■ **Required work**: Note each line that includes the word "ускорение". Copy those lines.

--- BEGIN Task material ---

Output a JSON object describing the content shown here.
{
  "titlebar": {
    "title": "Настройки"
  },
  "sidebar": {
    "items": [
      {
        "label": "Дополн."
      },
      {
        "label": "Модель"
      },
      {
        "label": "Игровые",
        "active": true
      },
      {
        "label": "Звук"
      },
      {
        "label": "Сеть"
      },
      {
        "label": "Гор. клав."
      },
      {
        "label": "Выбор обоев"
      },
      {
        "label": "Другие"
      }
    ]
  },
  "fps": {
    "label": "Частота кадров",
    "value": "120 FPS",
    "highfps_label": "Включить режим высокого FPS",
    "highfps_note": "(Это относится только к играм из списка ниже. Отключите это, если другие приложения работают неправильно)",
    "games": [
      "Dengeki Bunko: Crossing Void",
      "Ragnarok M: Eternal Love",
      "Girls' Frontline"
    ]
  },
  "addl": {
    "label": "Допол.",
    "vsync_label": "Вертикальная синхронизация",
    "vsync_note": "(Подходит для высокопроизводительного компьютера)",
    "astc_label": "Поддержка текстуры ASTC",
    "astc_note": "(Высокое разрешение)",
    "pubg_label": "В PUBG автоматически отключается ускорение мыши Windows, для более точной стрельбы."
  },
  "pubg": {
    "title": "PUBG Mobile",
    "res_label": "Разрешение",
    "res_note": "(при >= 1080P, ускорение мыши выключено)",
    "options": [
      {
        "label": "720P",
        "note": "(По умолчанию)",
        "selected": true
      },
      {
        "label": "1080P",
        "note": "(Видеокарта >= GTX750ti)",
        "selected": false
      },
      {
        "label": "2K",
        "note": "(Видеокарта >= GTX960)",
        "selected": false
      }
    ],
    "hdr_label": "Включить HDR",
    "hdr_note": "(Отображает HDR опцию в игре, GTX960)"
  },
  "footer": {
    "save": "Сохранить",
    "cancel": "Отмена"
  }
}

--- END Task material ---
--- BEGIN Task material ---

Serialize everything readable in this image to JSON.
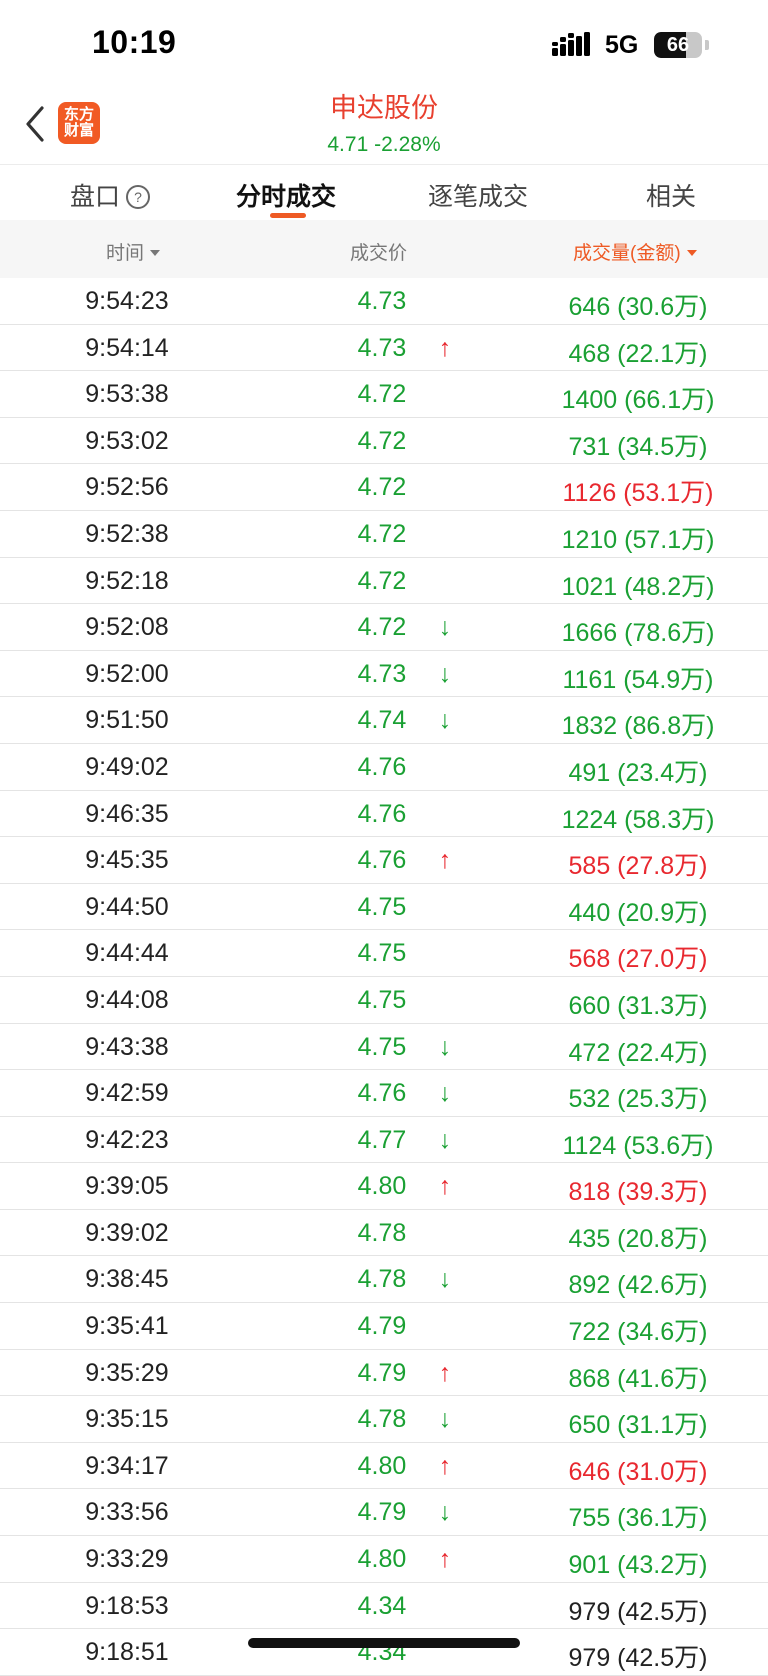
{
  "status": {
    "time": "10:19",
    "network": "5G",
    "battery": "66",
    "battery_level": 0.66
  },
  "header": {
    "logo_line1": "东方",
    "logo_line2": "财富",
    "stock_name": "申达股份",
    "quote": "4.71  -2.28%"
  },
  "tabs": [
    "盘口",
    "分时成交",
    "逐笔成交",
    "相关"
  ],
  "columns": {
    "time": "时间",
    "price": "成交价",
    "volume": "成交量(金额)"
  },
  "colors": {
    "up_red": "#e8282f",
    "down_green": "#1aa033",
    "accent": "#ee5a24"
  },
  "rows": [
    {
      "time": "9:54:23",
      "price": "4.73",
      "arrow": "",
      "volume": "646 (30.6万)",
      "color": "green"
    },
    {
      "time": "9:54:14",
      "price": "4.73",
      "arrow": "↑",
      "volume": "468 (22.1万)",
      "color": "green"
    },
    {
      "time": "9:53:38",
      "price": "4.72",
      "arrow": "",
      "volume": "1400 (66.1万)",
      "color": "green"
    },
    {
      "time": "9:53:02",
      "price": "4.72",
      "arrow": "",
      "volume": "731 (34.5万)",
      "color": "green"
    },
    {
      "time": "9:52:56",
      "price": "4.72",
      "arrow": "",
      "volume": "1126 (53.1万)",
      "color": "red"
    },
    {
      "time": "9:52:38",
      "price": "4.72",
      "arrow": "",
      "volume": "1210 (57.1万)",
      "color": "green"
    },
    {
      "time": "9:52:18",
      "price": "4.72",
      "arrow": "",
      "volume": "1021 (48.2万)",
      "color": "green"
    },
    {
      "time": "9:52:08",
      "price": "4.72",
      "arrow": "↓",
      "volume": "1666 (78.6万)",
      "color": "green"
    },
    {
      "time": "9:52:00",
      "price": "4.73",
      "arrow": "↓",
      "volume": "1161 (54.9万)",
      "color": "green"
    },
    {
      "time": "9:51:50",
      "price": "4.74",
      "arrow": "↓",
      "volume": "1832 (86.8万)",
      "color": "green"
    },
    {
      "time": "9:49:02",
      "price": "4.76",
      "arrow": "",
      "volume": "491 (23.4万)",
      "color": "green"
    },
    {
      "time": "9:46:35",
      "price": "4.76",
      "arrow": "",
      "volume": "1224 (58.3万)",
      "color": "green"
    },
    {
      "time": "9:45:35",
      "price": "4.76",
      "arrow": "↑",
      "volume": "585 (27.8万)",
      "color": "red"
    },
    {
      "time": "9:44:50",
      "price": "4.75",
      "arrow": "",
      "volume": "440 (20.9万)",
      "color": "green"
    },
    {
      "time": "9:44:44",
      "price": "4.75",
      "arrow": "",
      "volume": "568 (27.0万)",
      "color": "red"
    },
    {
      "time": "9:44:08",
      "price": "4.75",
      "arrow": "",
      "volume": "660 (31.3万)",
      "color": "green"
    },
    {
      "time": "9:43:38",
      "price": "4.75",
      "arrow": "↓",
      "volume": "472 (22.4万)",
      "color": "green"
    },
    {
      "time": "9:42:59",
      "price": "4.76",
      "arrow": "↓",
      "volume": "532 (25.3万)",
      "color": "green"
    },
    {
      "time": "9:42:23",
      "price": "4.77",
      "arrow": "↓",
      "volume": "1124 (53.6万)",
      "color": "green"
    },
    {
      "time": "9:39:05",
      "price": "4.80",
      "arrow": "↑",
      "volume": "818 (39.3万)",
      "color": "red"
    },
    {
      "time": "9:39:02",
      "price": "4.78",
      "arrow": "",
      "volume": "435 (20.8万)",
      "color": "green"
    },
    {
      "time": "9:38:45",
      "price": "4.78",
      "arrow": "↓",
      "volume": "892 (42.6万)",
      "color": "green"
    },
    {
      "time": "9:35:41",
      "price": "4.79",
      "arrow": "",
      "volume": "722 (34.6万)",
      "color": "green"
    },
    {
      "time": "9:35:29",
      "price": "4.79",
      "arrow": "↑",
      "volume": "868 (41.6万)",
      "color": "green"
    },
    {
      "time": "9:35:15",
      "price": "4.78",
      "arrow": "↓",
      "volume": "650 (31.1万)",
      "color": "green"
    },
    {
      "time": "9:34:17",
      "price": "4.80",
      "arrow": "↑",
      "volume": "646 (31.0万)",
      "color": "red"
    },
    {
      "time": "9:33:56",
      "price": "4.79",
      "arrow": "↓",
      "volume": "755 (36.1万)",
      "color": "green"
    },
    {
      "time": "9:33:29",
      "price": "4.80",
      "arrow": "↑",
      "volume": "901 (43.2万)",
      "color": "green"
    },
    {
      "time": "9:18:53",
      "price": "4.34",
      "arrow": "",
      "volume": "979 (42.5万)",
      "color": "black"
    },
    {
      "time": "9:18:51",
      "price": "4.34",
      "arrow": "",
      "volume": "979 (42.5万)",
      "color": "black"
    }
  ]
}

--- END Task material ---

■ **Written response**:
    "pubg_label": "В PUBG автоматически отключается ускорение мыши Windows, для более точной стрельбы."
    "res_note": "(при >= 1080P, ускорение мыши выключено)",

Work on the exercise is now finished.